## Brief 1:
Transcribe the passage of the post on photographers' influence exactly, beginning at the words "We are all influenced" and ending after the words "influence on me.".

## Given text:
On the influence of other photographers part 1.

We are all influenced by our surroundings. The choices we make and the paths we follow almost always have a precedent in our memories, otherwise the very idea of taking an image with a camera would probably not occur to us. 

On a superficial level, deciding who your "hero's" are (hate that over used and often in appropriate term), can help you decode the why of your own technique. It is never helpful to simply copy others, but it is nearly impossible to be inspired by someone else's work and then completely remove those memories from your mental library when working your self.

I am going to, as a mental exercise for myself, look at those image makers that I like and try to de-cypher their influence on me. 

Sam Abel

The work of less well known, quietly spoken National Geographic photographer and editor Sam Abel came at a formative time for me. He arrived fully in book form, mentioned I think in a magazine article (popular photography some time in the '80's?), way back before the internet anyway. The article talked about his method of composing from "back to front", making sure that all of the elements of an image work toward the whole (see my book review also). At the time, the term bokeh was not (invented) in our photographic consciousness, but the back-front thing started me looking at the frame as a whole, reaching it's logical fulfilment when I became bokeh aware (or, maybe like most image makers, I was already, I just didn't know what I was responding to).

Maybe a bit Abelish? No real attention to the back ground except to make sure it was in focus enough to contribute and an awareness that depth of field was compositionally required or desired.  Definitely not as deliberate, but the "filmy" colour and location remind me of his work a bit.

Maybe a bit Abelish? No real attention to the back ground except to make sure it was in focus enough to contribute and an awareness that depth of field was compositionally required or desired.  Definitely not as deliberate, but the "filmy" colour and location remind me of his work a bit.

Lots of depth, but no real strength in subject. Not really Abel?

Lots of depth, but no real strength in subject. Not really Abel?

## Brief 2:
In the records, rewrite the lines from the one containing "y-axis-label: Peak ADU" through the one containing "where is each", substituting "y-axis-tick" for every occurrence of "y-tick-label" and leaving all else as it stands. Provide those lines only.

## Entries supplied:
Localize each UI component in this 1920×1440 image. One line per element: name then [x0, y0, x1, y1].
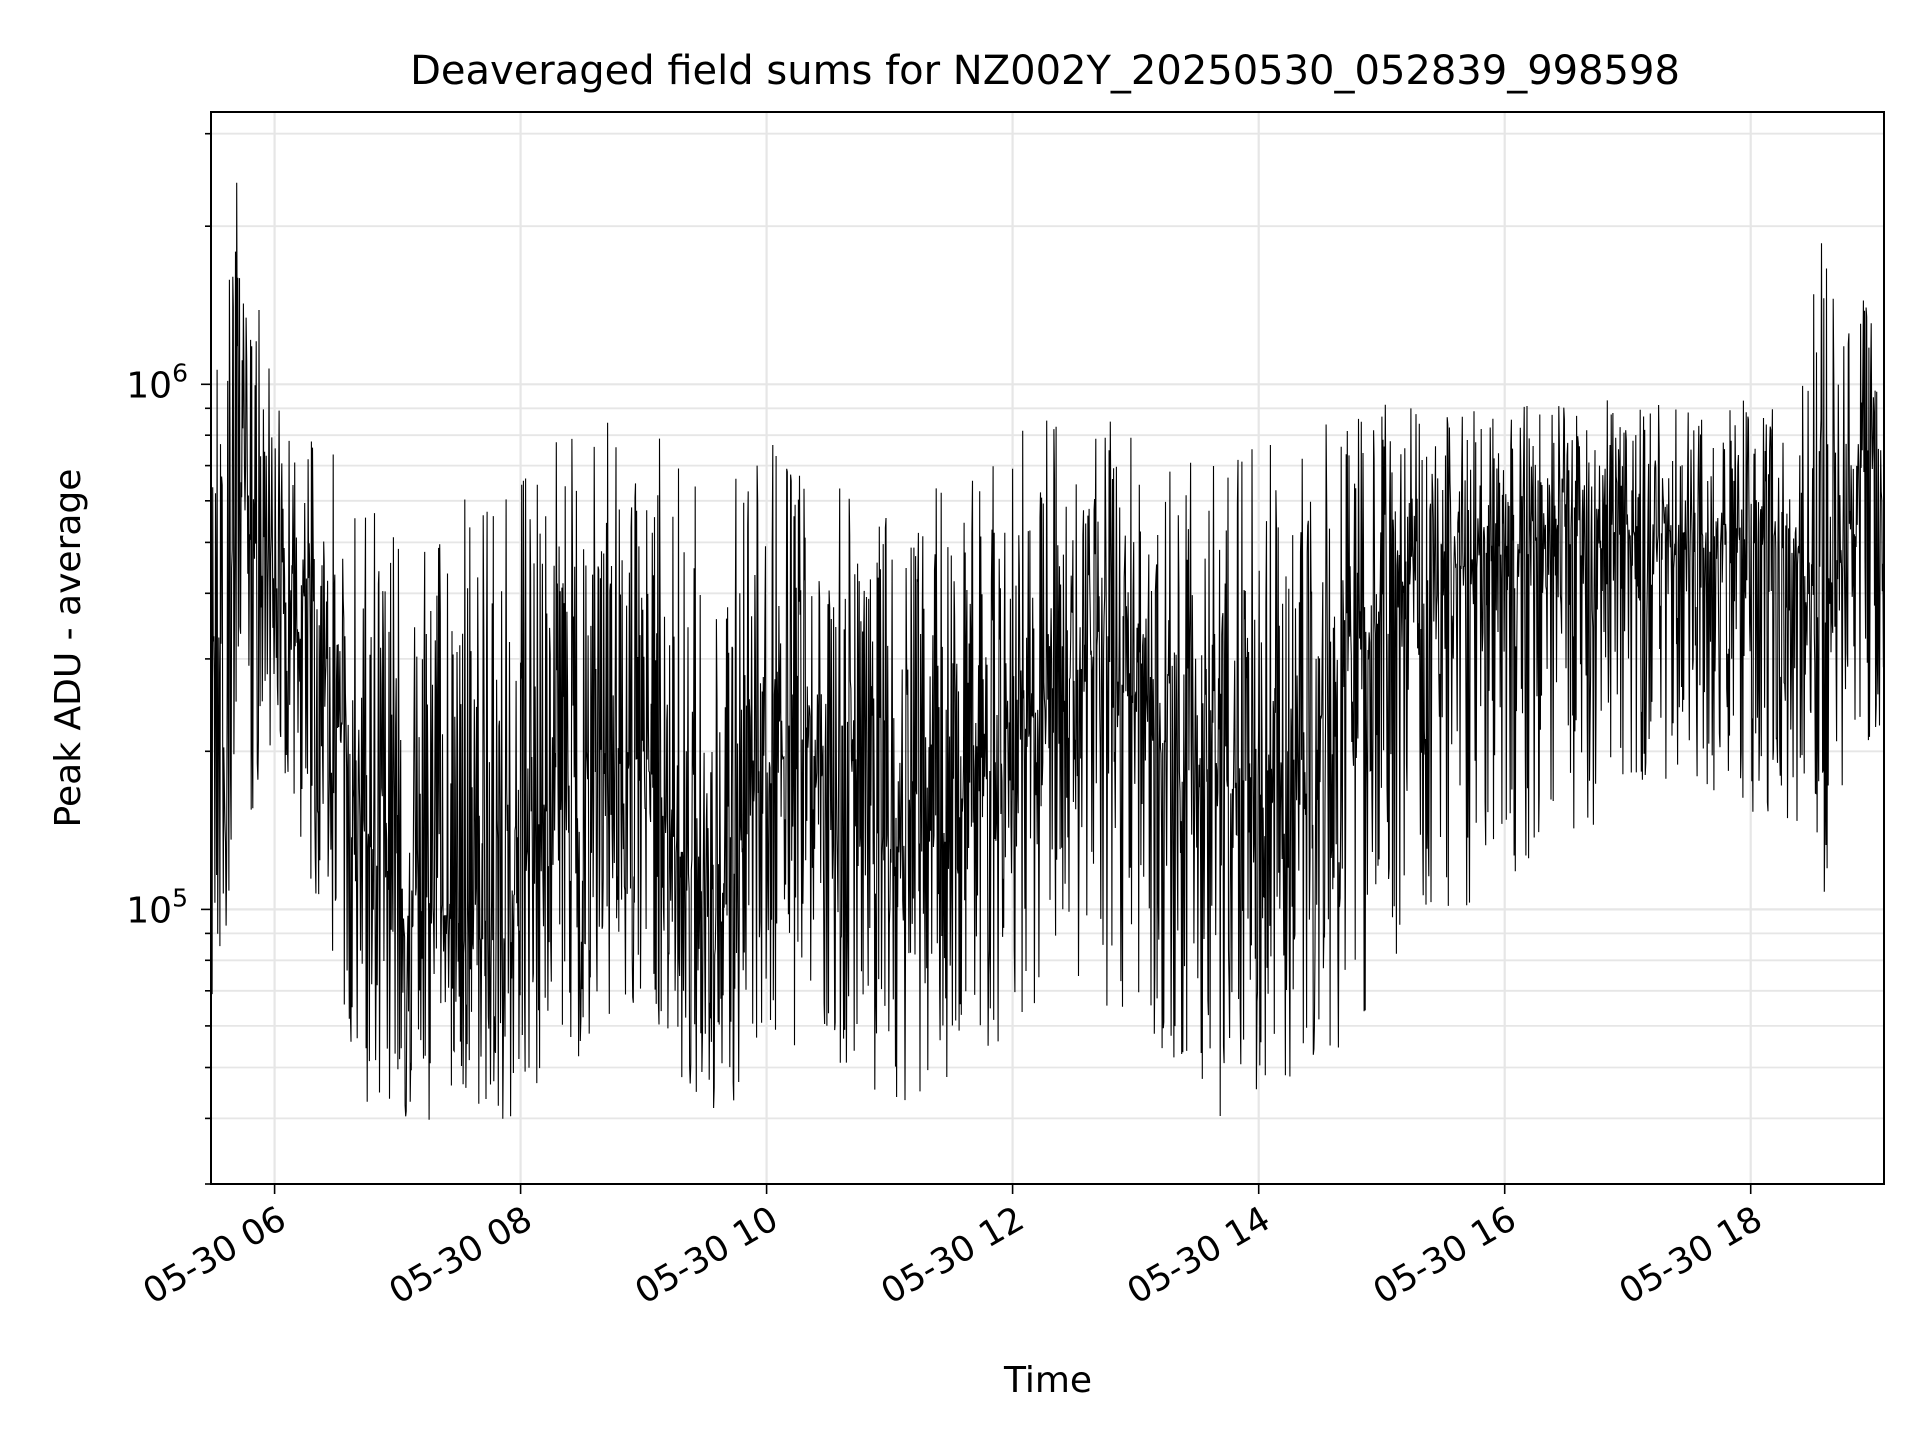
y-axis-label: Peak ADU - average: [48, 469, 89, 828]
data-series: [210, 182, 1885, 1120]
y-tick-label: 105: [126, 883, 188, 931]
plot-frame: [210, 111, 1885, 1185]
x-axis-label: Time: [1003, 1360, 1092, 1401]
y-tick-label: 106: [126, 358, 188, 406]
y-axis: 105 106: [126, 132, 211, 1185]
series-line: [210, 182, 1885, 1120]
chart-title: Deaveraged field sums for NZ002Y_2025053…: [410, 48, 1680, 94]
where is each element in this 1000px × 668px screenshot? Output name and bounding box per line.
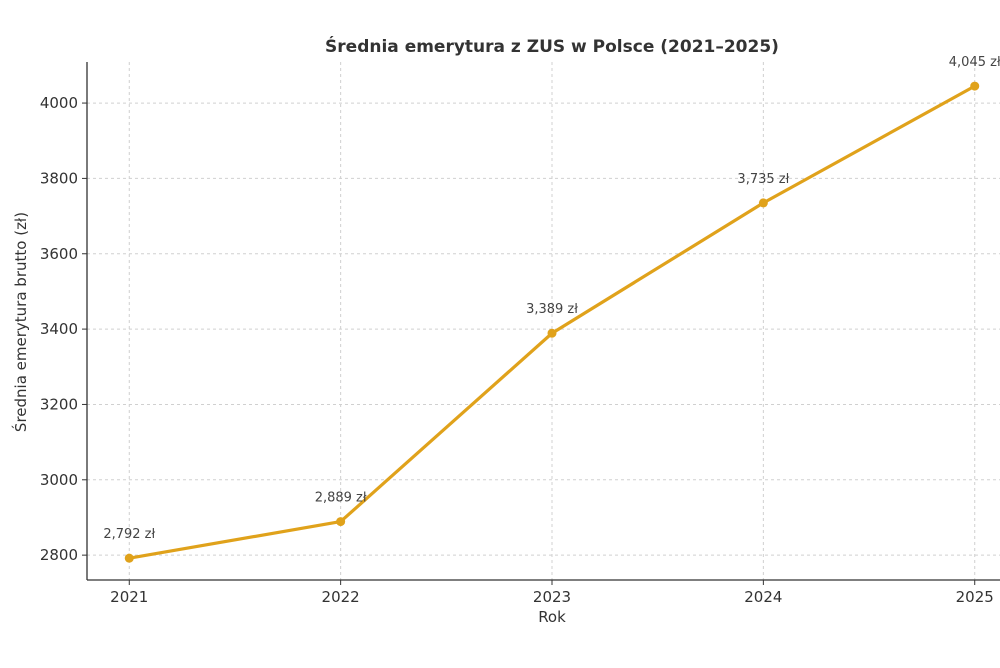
data-point bbox=[547, 328, 557, 338]
data-point bbox=[124, 553, 134, 563]
x-axis-label: Rok bbox=[538, 608, 566, 626]
data-label: 3,389 zł bbox=[526, 302, 578, 317]
data-point bbox=[336, 517, 346, 527]
x-tick-label: 2022 bbox=[322, 588, 360, 606]
chart-title: Średnia emerytura z ZUS w Polsce (2021–2… bbox=[325, 35, 779, 57]
data-label: 4,045 zł bbox=[949, 55, 1000, 70]
x-tick-label: 2024 bbox=[744, 588, 782, 606]
x-tick-label: 2025 bbox=[956, 588, 994, 606]
y-tick-label: 3000 bbox=[40, 471, 78, 489]
axes bbox=[86, 62, 1000, 581]
data-label: 2,889 zł bbox=[315, 491, 367, 506]
data-point bbox=[970, 81, 980, 91]
y-tick-label: 2800 bbox=[40, 546, 78, 564]
grid bbox=[87, 62, 1000, 580]
y-tick-label: 3400 bbox=[40, 320, 78, 338]
x-tick-label: 2023 bbox=[533, 588, 571, 606]
y-tick-label: 4000 bbox=[40, 94, 78, 112]
series-line: 2,792 zł 2,889 zł 3,389 zł 3,735 zł 4,045 zł bbox=[103, 55, 1000, 563]
y-tick-label: 3600 bbox=[40, 245, 78, 263]
data-label: 2,792 zł bbox=[103, 527, 155, 542]
y-axis-label: Średnia emerytura brutto (zł) bbox=[11, 212, 30, 432]
x-tick-label: 2021 bbox=[110, 588, 148, 606]
data-label: 3,735 zł bbox=[737, 172, 789, 187]
y-tick-label: 3200 bbox=[40, 395, 78, 413]
ticks: 2800 3000 3200 3400 3600 3800 4000 2021 2022 2023… bbox=[40, 94, 994, 606]
y-tick-label: 3800 bbox=[40, 169, 78, 187]
data-point bbox=[758, 198, 768, 208]
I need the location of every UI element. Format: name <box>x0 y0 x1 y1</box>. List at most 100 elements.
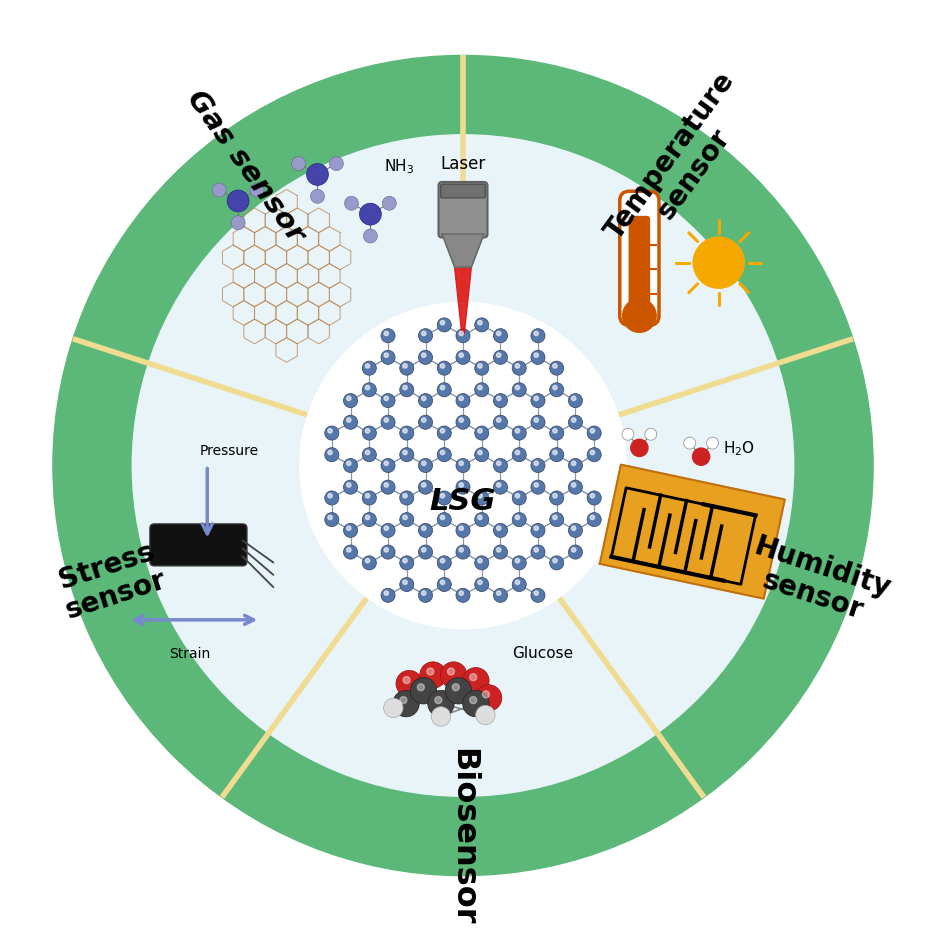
Circle shape <box>459 396 463 401</box>
Polygon shape <box>442 235 484 268</box>
Circle shape <box>478 581 482 585</box>
Text: Glucose: Glucose <box>512 645 573 660</box>
Circle shape <box>475 448 489 463</box>
Circle shape <box>403 677 410 683</box>
Circle shape <box>456 524 470 538</box>
Circle shape <box>403 581 407 585</box>
Circle shape <box>403 515 407 520</box>
Polygon shape <box>600 465 785 599</box>
Circle shape <box>590 494 594 498</box>
Circle shape <box>569 459 582 473</box>
Circle shape <box>478 451 482 455</box>
Circle shape <box>590 451 594 455</box>
Circle shape <box>419 415 432 430</box>
Circle shape <box>531 395 545 408</box>
Circle shape <box>494 329 507 344</box>
Circle shape <box>456 589 470 602</box>
Circle shape <box>569 395 582 408</box>
Circle shape <box>428 691 454 717</box>
Text: Temperature
sensor: Temperature sensor <box>600 67 764 262</box>
Circle shape <box>459 354 463 358</box>
Circle shape <box>381 480 395 495</box>
Circle shape <box>419 329 432 344</box>
Circle shape <box>381 351 395 365</box>
Circle shape <box>346 548 351 552</box>
Circle shape <box>515 430 519 433</box>
Circle shape <box>587 448 601 463</box>
Circle shape <box>384 462 389 466</box>
Text: Gas sensor: Gas sensor <box>181 86 309 248</box>
Circle shape <box>325 492 339 505</box>
Circle shape <box>534 527 538 531</box>
Circle shape <box>550 383 564 397</box>
Circle shape <box>534 418 538 423</box>
Circle shape <box>456 351 470 365</box>
Circle shape <box>531 459 545 473</box>
Circle shape <box>478 559 482 564</box>
Circle shape <box>384 418 389 423</box>
Circle shape <box>419 546 432 560</box>
Circle shape <box>553 430 557 433</box>
Circle shape <box>571 483 576 488</box>
Circle shape <box>381 589 395 602</box>
Circle shape <box>381 546 395 560</box>
Circle shape <box>571 527 576 531</box>
Circle shape <box>550 448 564 463</box>
Circle shape <box>435 697 442 704</box>
Text: Laser: Laser <box>441 155 485 173</box>
Circle shape <box>400 362 414 376</box>
Circle shape <box>437 383 451 397</box>
Circle shape <box>515 494 519 498</box>
Circle shape <box>534 396 538 401</box>
Circle shape <box>550 362 564 376</box>
Text: Pressure: Pressure <box>200 444 259 457</box>
Circle shape <box>400 448 414 463</box>
Text: LSG: LSG <box>430 487 496 515</box>
Circle shape <box>440 386 444 391</box>
Circle shape <box>531 524 545 538</box>
Circle shape <box>381 395 395 408</box>
Circle shape <box>440 494 444 498</box>
Circle shape <box>419 662 446 688</box>
Circle shape <box>478 321 482 326</box>
Circle shape <box>366 494 369 498</box>
Circle shape <box>456 480 470 495</box>
Circle shape <box>328 451 332 455</box>
Circle shape <box>459 483 463 488</box>
Circle shape <box>469 674 477 681</box>
Circle shape <box>571 548 576 552</box>
Circle shape <box>421 354 426 358</box>
Circle shape <box>381 459 395 473</box>
Circle shape <box>456 329 470 344</box>
Circle shape <box>496 354 501 358</box>
Circle shape <box>531 329 545 344</box>
Circle shape <box>432 707 451 727</box>
Circle shape <box>330 158 344 172</box>
Circle shape <box>325 448 339 463</box>
Circle shape <box>403 364 407 369</box>
Circle shape <box>478 386 482 391</box>
Circle shape <box>346 462 351 466</box>
Circle shape <box>515 451 519 455</box>
Circle shape <box>534 354 538 358</box>
Circle shape <box>478 515 482 520</box>
Circle shape <box>400 383 414 397</box>
Circle shape <box>440 451 444 455</box>
Circle shape <box>344 459 357 473</box>
Circle shape <box>707 438 719 449</box>
Circle shape <box>456 395 470 408</box>
Circle shape <box>494 415 507 430</box>
Circle shape <box>384 396 389 401</box>
Circle shape <box>571 418 576 423</box>
Circle shape <box>475 556 489 570</box>
Circle shape <box>644 429 657 441</box>
Circle shape <box>419 589 432 602</box>
Circle shape <box>421 591 426 596</box>
Circle shape <box>569 546 582 560</box>
Circle shape <box>459 591 463 596</box>
Circle shape <box>475 513 489 527</box>
Circle shape <box>452 684 459 691</box>
Circle shape <box>496 332 501 336</box>
Circle shape <box>512 362 526 376</box>
Circle shape <box>381 524 395 538</box>
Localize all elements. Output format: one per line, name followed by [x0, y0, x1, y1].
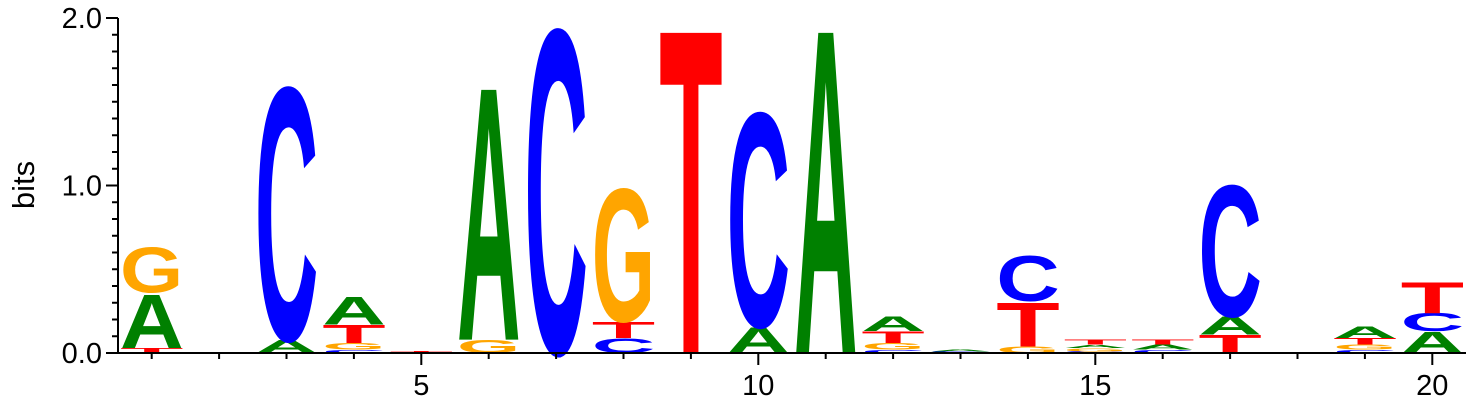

## Complete output 1:
We are all influenced by our surroundings. The choices we make and the paths we follow almost always have a precedent in our memories, otherwise the very idea of taking an image with a camera would probably not occur to us. 

On a superficial level, deciding who your "hero's" are (hate that over used and often in appropriate term), can help you decode the why of your own technique. It is never helpful to simply copy others, but it is nearly impossible to be inspired by someone else's work and then completely remove those memories from your mental library when working your self.

I am going to, as a mental exercise for myself, look at those image makers that I like and try to de-cypher their influence on me.

## Complete output 2:
y-axis-label: Peak ADU - average: [48, 469, 89, 828]
data-series: [210, 182, 1885, 1120]
y-axis-tick: 105: [126, 883, 188, 931]
plot-frame: [210, 111, 1885, 1185]
x-axis-label: Time: [1003, 1360, 1092, 1401]
y-axis-tick: 106: [126, 358, 188, 406]
y-axis: 105 106: [126, 132, 211, 1185]
series-line: [210, 182, 1885, 1120]
chart-title: Deaveraged field sums for NZ002Y_2025053…: [410, 48, 1680, 94]
where is each element in this 1000px × 668px screenshot? Output name and bounding box per line.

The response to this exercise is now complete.